» **Data entries for graphics**:

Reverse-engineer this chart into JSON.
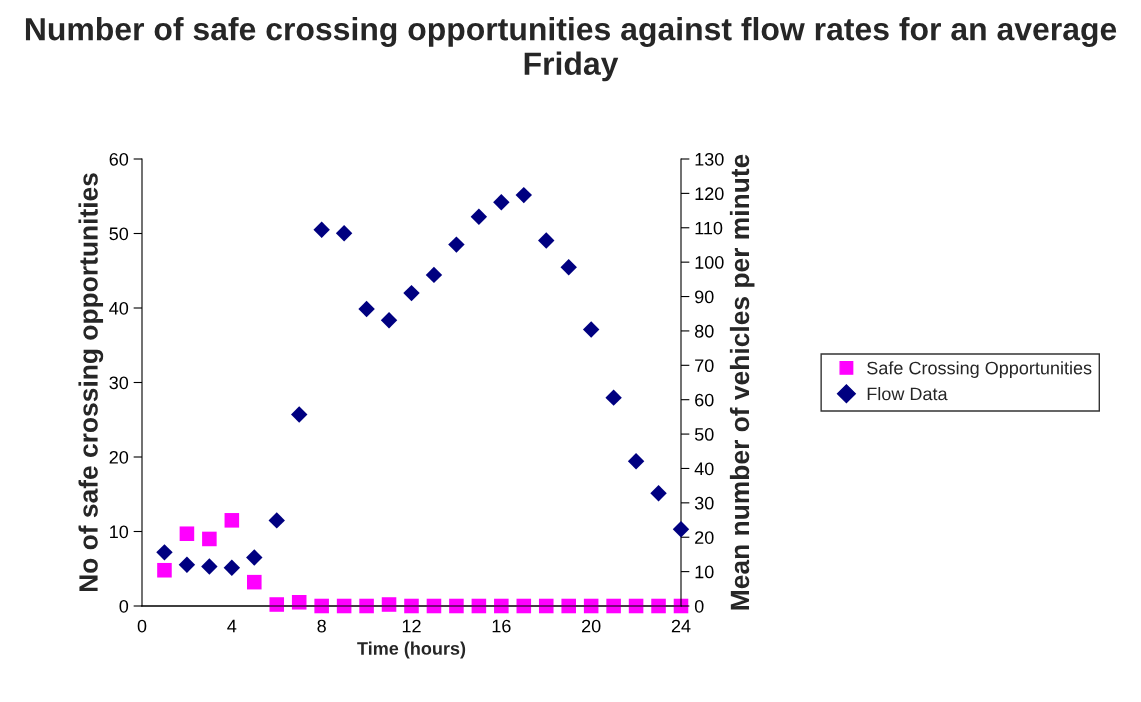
{
  "chart_data": {
    "type": "scatter",
    "title": "Number of safe crossing opportunities against flow rates for an average Friday",
    "xlabel": "Time (hours)",
    "ylabel": "No of safe crossing opportunities",
    "y2label": "Mean number of vehicles per minute",
    "x": [
      1,
      2,
      3,
      4,
      5,
      6,
      7,
      8,
      9,
      10,
      11,
      12,
      13,
      14,
      15,
      16,
      17,
      18,
      19,
      20,
      21,
      22,
      23,
      24
    ],
    "series": [
      {
        "name": "Safe Crossing Opportunities",
        "color": "#ff00ff",
        "marker": "square",
        "values": [
          4.8,
          9.7,
          9.0,
          11.5,
          3.2,
          0.2,
          0.5,
          0,
          0,
          0,
          0.2,
          0,
          0,
          0,
          0,
          0,
          0,
          0,
          0,
          0,
          0,
          0,
          0,
          0
        ]
      },
      {
        "name": "Flow Data",
        "color": "#000080",
        "marker": "diamond",
        "axis": "y2",
        "values": [
          15.6,
          12.0,
          11.5,
          11.1,
          14.1,
          24.9,
          55.7,
          109.4,
          108.4,
          86.4,
          83.1,
          91.0,
          96.3,
          105.1,
          113.2,
          117.4,
          119.5,
          106.3,
          98.5,
          80.4,
          60.6,
          42.1,
          32.8,
          22.3
        ]
      }
    ],
    "xlim": [
      0,
      24
    ],
    "xticks": [
      0,
      4,
      8,
      12,
      16,
      20,
      24
    ],
    "ylim": [
      0,
      60
    ],
    "yticks": [
      0,
      10,
      20,
      30,
      40,
      50,
      60
    ],
    "y2lim": [
      0,
      130
    ],
    "y2ticks": [
      0,
      10,
      20,
      30,
      40,
      50,
      60,
      70,
      80,
      90,
      100,
      110,
      120,
      130
    ],
    "grid": false,
    "legend": "right"
  }
}
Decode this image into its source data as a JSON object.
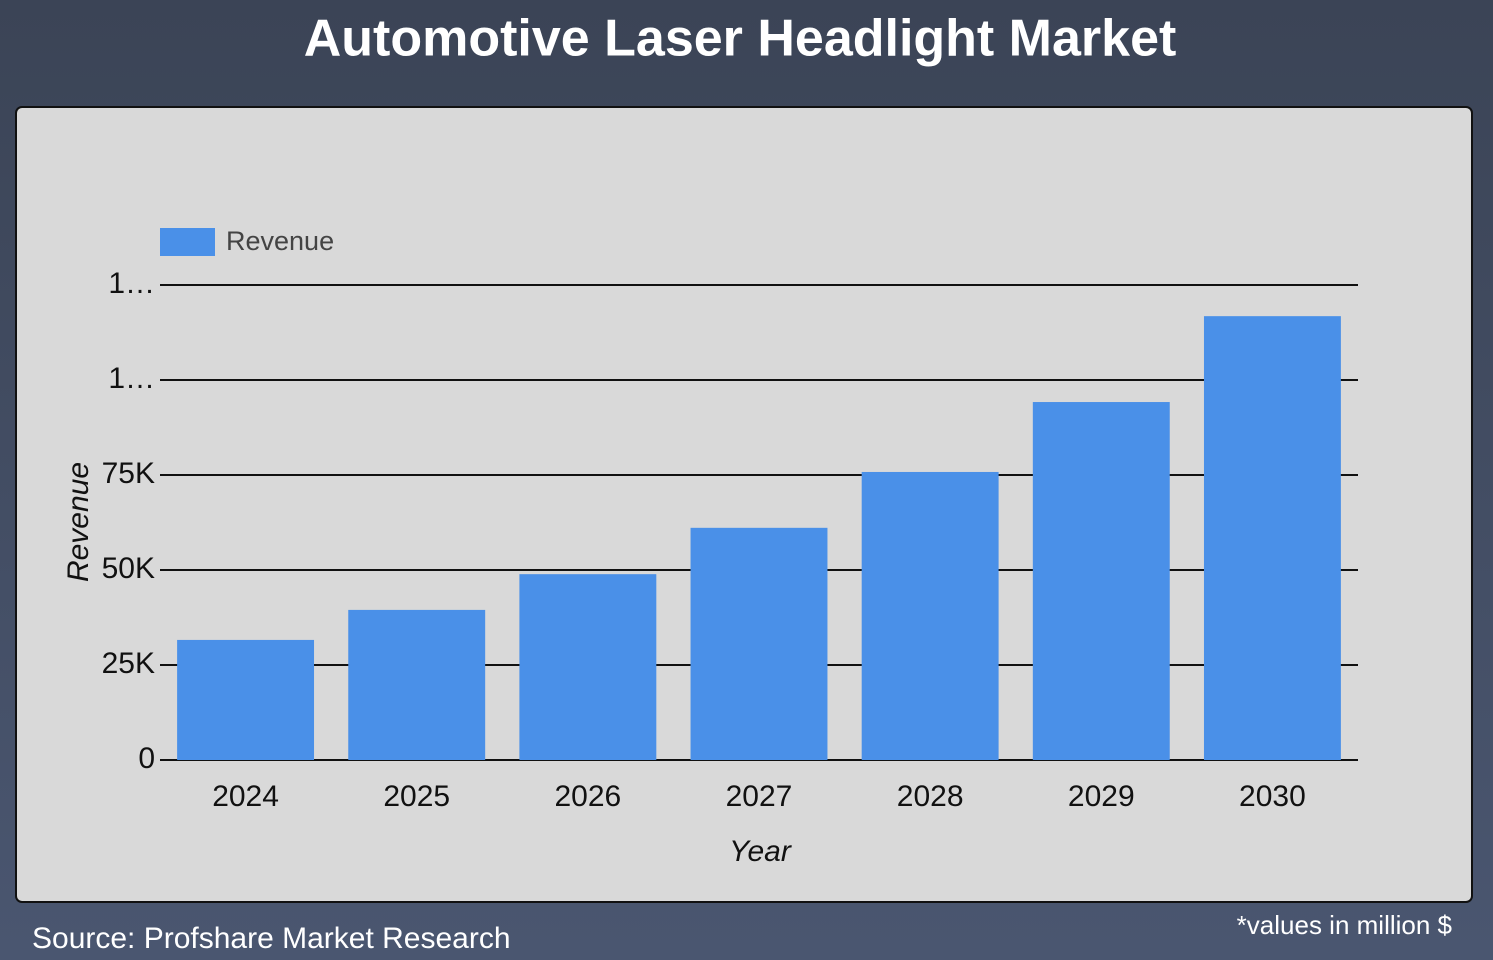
{
  "chart_data": {
    "type": "bar",
    "title": "Automotive Laser Headlight Market",
    "categories": [
      "2024",
      "2025",
      "2026",
      "2027",
      "2028",
      "2029",
      "2030"
    ],
    "series": [
      {
        "name": "Revenue",
        "color": "#4a90e8",
        "values": [
          31600,
          39500,
          48900,
          61100,
          75800,
          94200,
          116800
        ]
      }
    ],
    "x_label": "Year",
    "y_label": "Revenue",
    "ylim": [
      0,
      125000
    ],
    "yticks": [
      0,
      {
        "value": 25000,
        "label": "25K"
      },
      {
        "value": 50000,
        "label": "50K"
      },
      {
        "value": 75000,
        "label": "75K"
      },
      {
        "value": 100000,
        "label": "1…"
      },
      {
        "value": 125000,
        "label": "1…"
      }
    ],
    "grid": true,
    "legend": "top-left",
    "source": "Source: Profshare Market Research",
    "note": "*values in million $"
  }
}
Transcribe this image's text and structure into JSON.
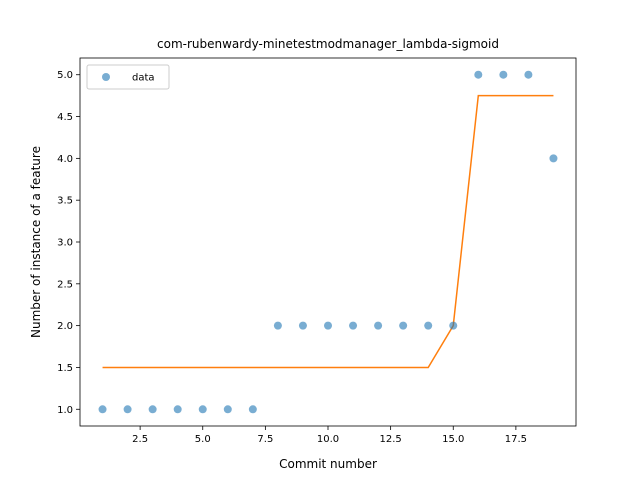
{
  "chart_data": {
    "type": "scatter",
    "title": "com-rubenwardy-minetestmodmanager_lambda-sigmoid",
    "xlabel": "Commit number",
    "ylabel": "Number of instance of a feature",
    "xlim": [
      0.1,
      19.9
    ],
    "ylim": [
      0.8,
      5.2
    ],
    "xticks": [
      2.5,
      5.0,
      7.5,
      10.0,
      12.5,
      15.0,
      17.5
    ],
    "xtick_labels": [
      "2.5",
      "5.0",
      "7.5",
      "10.0",
      "12.5",
      "15.0",
      "17.5"
    ],
    "yticks": [
      1.0,
      1.5,
      2.0,
      2.5,
      3.0,
      3.5,
      4.0,
      4.5,
      5.0
    ],
    "ytick_labels": [
      "1.0",
      "1.5",
      "2.0",
      "2.5",
      "3.0",
      "3.5",
      "4.0",
      "4.5",
      "5.0"
    ],
    "grid": false,
    "legend_position": "top-left",
    "series": [
      {
        "name": "data",
        "kind": "scatter",
        "color": "#1f77b4",
        "x": [
          1,
          2,
          3,
          4,
          5,
          6,
          7,
          8,
          9,
          10,
          11,
          12,
          13,
          14,
          15,
          16,
          17,
          18,
          19
        ],
        "y": [
          1,
          1,
          1,
          1,
          1,
          1,
          1,
          2,
          2,
          2,
          2,
          2,
          2,
          2,
          2,
          5,
          5,
          5,
          4
        ]
      },
      {
        "kind": "line",
        "color": "#ff7f0e",
        "x": [
          1,
          2,
          3,
          4,
          5,
          6,
          7,
          8,
          9,
          10,
          11,
          12,
          13,
          14,
          15,
          16,
          17,
          18,
          19
        ],
        "y": [
          1.5,
          1.5,
          1.5,
          1.5,
          1.5,
          1.5,
          1.5,
          1.5,
          1.5,
          1.5,
          1.5,
          1.5,
          1.5,
          1.5,
          2.0,
          4.75,
          4.75,
          4.75,
          4.75
        ]
      }
    ]
  }
}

» **Work required**:
Your task is to repeat the data above exactly while excluding the pictures.

» **Exercise output**:
Reverse-engineer this chart into JSON.
{
  "chart_data": {
    "type": "scatter",
    "title": "Number of safe crossing opportunities against flow rates for an average Friday",
    "xlabel": "Time (hours)",
    "ylabel": "No of safe crossing opportunities",
    "y2label": "Mean number of vehicles per minute",
    "x": [
      1,
      2,
      3,
      4,
      5,
      6,
      7,
      8,
      9,
      10,
      11,
      12,
      13,
      14,
      15,
      16,
      17,
      18,
      19,
      20,
      21,
      22,
      23,
      24
    ],
    "series": [
      {
        "name": "Safe Crossing Opportunities",
        "color": "#ff00ff",
        "marker": "square",
        "values": [
          4.8,
          9.7,
          9.0,
          11.5,
          3.2,
          0.2,
          0.5,
          0,
          0,
          0,
          0.2,
          0,
          0,
          0,
          0,
          0,
          0,
          0,
          0,
          0,
          0,
          0,
          0,
          0
        ]
      },
      {
        "name": "Flow Data",
        "color": "#000080",
        "marker": "diamond",
        "axis": "y2",
        "values": [
          15.6,
          12.0,
          11.5,
          11.1,
          14.1,
          24.9,
          55.7,
          109.4,
          108.4,
          86.4,
          83.1,
          91.0,
          96.3,
          105.1,
          113.2,
          117.4,
          119.5,
          106.3,
          98.5,
          80.4,
          60.6,
          42.1,
          32.8,
          22.3
        ]
      }
    ],
    "xlim": [
      0,
      24
    ],
    "xticks": [
      0,
      4,
      8,
      12,
      16,
      20,
      24
    ],
    "ylim": [
      0,
      60
    ],
    "yticks": [
      0,
      10,
      20,
      30,
      40,
      50,
      60
    ],
    "y2lim": [
      0,
      130
    ],
    "y2ticks": [
      0,
      10,
      20,
      30,
      40,
      50,
      60,
      70,
      80,
      90,
      100,
      110,
      120,
      130
    ],
    "grid": false,
    "legend": "right"
  }
}
Decode this image into its source data as a JSON object.
{
  "chart_data": {
    "type": "bar",
    "title": "Automotive Laser Headlight Market",
    "categories": [
      "2024",
      "2025",
      "2026",
      "2027",
      "2028",
      "2029",
      "2030"
    ],
    "series": [
      {
        "name": "Revenue",
        "color": "#4a90e8",
        "values": [
          31600,
          39500,
          48900,
          61100,
          75800,
          94200,
          116800
        ]
      }
    ],
    "x_label": "Year",
    "y_label": "Revenue",
    "ylim": [
      0,
      125000
    ],
    "yticks": [
      0,
      {
        "value": 25000,
        "label": "25K"
      },
      {
        "value": 50000,
        "label": "50K"
      },
      {
        "value": 75000,
        "label": "75K"
      },
      {
        "value": 100000,
        "label": "1…"
      },
      {
        "value": 125000,
        "label": "1…"
      }
    ],
    "grid": true,
    "legend": "top-left",
    "source": "Source: Profshare Market Research",
    "note": "*values in million $"
  }
}
Transcribe this image's text and structure into JSON.
{
  "chart_data": {
    "type": "scatter",
    "title": "com-rubenwardy-minetestmodmanager_lambda-sigmoid",
    "xlabel": "Commit number",
    "ylabel": "Number of instance of a feature",
    "xlim": [
      0.1,
      19.9
    ],
    "ylim": [
      0.8,
      5.2
    ],
    "xticks": [
      2.5,
      5.0,
      7.5,
      10.0,
      12.5,
      15.0,
      17.5
    ],
    "xtick_labels": [
      "2.5",
      "5.0",
      "7.5",
      "10.0",
      "12.5",
      "15.0",
      "17.5"
    ],
    "yticks": [
      1.0,
      1.5,
      2.0,
      2.5,
      3.0,
      3.5,
      4.0,
      4.5,
      5.0
    ],
    "ytick_labels": [
      "1.0",
      "1.5",
      "2.0",
      "2.5",
      "3.0",
      "3.5",
      "4.0",
      "4.5",
      "5.0"
    ],
    "grid": false,
    "legend_position": "top-left",
    "series": [
      {
        "name": "data",
        "kind": "scatter",
        "color": "#1f77b4",
        "x": [
          1,
          2,
          3,
          4,
          5,
          6,
          7,
          8,
          9,
          10,
          11,
          12,
          13,
          14,
          15,
          16,
          17,
          18,
          19
        ],
        "y": [
          1,
          1,
          1,
          1,
          1,
          1,
          1,
          2,
          2,
          2,
          2,
          2,
          2,
          2,
          2,
          5,
          5,
          5,
          4
        ]
      },
      {
        "kind": "line",
        "color": "#ff7f0e",
        "x": [
          1,
          2,
          3,
          4,
          5,
          6,
          7,
          8,
          9,
          10,
          11,
          12,
          13,
          14,
          15,
          16,
          17,
          18,
          19
        ],
        "y": [
          1.5,
          1.5,
          1.5,
          1.5,
          1.5,
          1.5,
          1.5,
          1.5,
          1.5,
          1.5,
          1.5,
          1.5,
          1.5,
          1.5,
          2.0,
          4.75,
          4.75,
          4.75,
          4.75
        ]
      }
    ]
  }
}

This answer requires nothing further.